Directions
Search the material for "населению" and show all lines that contain it.

═══ Data provided ═══

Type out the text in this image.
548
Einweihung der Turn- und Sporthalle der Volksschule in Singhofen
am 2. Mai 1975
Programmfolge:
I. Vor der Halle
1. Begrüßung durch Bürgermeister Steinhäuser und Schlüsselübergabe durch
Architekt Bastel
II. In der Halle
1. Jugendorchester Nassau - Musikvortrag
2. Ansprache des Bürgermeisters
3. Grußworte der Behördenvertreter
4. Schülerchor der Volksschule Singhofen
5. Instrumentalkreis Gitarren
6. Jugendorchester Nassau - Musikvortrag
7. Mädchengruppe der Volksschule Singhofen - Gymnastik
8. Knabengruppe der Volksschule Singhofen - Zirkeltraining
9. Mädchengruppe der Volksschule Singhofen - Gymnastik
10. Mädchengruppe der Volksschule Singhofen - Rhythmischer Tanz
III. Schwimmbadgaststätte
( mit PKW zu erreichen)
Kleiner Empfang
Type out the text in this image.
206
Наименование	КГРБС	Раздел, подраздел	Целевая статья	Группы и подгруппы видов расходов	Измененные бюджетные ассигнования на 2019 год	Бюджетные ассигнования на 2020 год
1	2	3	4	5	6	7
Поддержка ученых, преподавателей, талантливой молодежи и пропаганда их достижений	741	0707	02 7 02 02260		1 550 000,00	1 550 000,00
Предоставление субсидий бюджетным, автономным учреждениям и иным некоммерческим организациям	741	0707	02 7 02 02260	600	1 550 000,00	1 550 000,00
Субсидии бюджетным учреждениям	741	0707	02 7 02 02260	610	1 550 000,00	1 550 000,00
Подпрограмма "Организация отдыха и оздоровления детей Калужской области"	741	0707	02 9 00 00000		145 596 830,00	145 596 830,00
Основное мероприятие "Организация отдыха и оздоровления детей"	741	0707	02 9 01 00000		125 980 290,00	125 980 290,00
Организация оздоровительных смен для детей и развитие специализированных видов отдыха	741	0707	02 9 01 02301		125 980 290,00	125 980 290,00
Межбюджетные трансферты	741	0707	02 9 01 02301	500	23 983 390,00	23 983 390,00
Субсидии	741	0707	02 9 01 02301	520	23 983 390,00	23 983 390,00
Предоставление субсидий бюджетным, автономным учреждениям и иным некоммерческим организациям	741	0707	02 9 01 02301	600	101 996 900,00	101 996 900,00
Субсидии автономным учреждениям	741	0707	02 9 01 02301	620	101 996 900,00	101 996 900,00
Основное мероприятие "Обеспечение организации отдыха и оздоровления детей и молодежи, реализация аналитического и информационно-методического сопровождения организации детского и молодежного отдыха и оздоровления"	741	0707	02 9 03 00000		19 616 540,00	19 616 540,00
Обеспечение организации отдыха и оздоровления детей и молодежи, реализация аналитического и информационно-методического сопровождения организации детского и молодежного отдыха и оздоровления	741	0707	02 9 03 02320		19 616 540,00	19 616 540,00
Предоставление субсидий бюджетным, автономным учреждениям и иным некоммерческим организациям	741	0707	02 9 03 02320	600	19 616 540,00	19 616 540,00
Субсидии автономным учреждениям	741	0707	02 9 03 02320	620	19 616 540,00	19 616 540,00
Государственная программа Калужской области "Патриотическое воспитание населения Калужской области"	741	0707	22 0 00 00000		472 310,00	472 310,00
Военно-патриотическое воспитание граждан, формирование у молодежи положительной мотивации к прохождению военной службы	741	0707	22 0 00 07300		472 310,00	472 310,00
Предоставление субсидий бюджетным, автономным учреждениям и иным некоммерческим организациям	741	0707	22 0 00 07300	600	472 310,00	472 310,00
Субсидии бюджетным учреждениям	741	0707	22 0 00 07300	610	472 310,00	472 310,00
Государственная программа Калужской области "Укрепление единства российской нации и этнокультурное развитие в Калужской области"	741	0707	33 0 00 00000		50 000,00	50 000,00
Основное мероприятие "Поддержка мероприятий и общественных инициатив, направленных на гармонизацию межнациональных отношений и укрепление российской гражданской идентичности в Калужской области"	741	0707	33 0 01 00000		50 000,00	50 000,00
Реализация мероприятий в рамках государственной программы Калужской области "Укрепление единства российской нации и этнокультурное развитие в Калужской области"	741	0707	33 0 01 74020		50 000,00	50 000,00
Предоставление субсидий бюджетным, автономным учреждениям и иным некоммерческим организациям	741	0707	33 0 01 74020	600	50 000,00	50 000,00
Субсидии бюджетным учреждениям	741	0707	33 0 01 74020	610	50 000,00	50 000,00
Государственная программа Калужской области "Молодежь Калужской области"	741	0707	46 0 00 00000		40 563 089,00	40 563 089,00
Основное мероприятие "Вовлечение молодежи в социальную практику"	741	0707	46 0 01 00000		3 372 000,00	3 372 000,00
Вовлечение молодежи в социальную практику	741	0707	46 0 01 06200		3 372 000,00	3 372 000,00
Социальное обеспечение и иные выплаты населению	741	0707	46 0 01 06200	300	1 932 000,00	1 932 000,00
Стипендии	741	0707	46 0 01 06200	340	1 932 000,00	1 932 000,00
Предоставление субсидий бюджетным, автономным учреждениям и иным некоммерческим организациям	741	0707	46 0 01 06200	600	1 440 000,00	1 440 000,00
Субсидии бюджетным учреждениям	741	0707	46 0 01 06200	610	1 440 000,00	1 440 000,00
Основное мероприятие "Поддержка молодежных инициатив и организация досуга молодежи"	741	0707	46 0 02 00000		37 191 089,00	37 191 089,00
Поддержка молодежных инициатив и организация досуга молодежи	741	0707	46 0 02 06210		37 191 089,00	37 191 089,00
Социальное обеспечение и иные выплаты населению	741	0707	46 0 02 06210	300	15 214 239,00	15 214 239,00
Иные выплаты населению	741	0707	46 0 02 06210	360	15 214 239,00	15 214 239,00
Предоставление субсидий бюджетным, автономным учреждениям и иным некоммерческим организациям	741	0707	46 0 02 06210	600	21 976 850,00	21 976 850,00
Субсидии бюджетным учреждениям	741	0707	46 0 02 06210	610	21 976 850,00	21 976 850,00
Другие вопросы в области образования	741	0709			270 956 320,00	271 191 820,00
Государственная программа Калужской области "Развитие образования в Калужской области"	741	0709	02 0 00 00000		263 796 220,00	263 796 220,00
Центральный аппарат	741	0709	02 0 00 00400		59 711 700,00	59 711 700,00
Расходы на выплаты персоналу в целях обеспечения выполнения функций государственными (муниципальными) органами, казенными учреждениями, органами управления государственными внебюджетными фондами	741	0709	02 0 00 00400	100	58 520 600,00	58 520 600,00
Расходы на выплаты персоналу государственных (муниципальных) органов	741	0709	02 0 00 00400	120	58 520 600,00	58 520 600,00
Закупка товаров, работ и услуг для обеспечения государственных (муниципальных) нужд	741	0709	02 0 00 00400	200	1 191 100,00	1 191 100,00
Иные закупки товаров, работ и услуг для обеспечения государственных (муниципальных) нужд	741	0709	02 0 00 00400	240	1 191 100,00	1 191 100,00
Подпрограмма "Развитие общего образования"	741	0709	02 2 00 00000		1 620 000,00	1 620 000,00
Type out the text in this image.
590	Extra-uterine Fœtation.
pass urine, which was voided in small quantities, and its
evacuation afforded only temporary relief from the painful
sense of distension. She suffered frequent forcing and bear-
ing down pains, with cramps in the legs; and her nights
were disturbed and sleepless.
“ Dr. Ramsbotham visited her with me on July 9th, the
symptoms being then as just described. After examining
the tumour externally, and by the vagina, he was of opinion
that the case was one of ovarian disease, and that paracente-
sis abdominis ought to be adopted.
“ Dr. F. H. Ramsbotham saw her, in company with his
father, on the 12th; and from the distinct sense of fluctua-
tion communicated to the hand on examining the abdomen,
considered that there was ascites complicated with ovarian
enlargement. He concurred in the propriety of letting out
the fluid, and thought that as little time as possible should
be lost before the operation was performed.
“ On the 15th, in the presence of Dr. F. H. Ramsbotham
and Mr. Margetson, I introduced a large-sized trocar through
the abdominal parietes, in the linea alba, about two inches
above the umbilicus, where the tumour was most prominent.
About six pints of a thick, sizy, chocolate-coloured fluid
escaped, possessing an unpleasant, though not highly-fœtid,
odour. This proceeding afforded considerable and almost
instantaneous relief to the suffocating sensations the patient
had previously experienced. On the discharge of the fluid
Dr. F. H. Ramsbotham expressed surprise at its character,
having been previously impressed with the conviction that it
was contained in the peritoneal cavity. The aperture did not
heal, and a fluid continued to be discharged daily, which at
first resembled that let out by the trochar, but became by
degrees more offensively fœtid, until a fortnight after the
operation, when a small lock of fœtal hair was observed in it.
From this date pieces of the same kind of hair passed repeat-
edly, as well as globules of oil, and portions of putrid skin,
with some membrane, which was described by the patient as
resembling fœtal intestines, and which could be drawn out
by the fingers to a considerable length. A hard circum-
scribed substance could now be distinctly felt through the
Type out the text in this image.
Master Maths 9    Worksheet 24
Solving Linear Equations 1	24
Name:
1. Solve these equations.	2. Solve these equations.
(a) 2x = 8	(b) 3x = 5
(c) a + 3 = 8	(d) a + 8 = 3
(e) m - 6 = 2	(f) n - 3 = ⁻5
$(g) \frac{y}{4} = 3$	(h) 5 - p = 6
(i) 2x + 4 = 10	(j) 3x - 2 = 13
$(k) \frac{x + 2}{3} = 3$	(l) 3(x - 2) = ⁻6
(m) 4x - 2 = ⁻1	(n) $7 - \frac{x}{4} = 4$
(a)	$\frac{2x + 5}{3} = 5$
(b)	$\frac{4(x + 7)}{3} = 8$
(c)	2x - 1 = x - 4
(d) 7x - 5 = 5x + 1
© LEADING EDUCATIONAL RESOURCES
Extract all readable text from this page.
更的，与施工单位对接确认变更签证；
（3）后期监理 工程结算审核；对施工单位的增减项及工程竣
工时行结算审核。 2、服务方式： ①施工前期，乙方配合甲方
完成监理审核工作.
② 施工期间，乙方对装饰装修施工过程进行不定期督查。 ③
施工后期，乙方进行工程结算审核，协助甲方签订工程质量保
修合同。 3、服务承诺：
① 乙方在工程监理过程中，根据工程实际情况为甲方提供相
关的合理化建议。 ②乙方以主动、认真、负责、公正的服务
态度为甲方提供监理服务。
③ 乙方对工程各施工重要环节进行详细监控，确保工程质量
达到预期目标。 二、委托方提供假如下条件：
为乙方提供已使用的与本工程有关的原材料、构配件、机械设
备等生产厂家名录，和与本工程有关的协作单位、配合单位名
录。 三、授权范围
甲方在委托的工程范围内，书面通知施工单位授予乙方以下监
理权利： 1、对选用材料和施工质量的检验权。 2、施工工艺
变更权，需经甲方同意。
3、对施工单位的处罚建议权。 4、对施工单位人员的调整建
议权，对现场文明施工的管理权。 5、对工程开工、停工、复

═══

Solution
Социальное обеспечение и иные выплаты населению	741	0707	46 0 01 06200	300	1 932 000,00	1 932 000,00
Социальное обеспечение и иные выплаты населению	741	0707	46 0 02 06210	300	15 214 239,00	15 214 239,00
Иные выплаты населению	741	0707	46 0 02 06210	360	15 214 239,00	15 214 239,00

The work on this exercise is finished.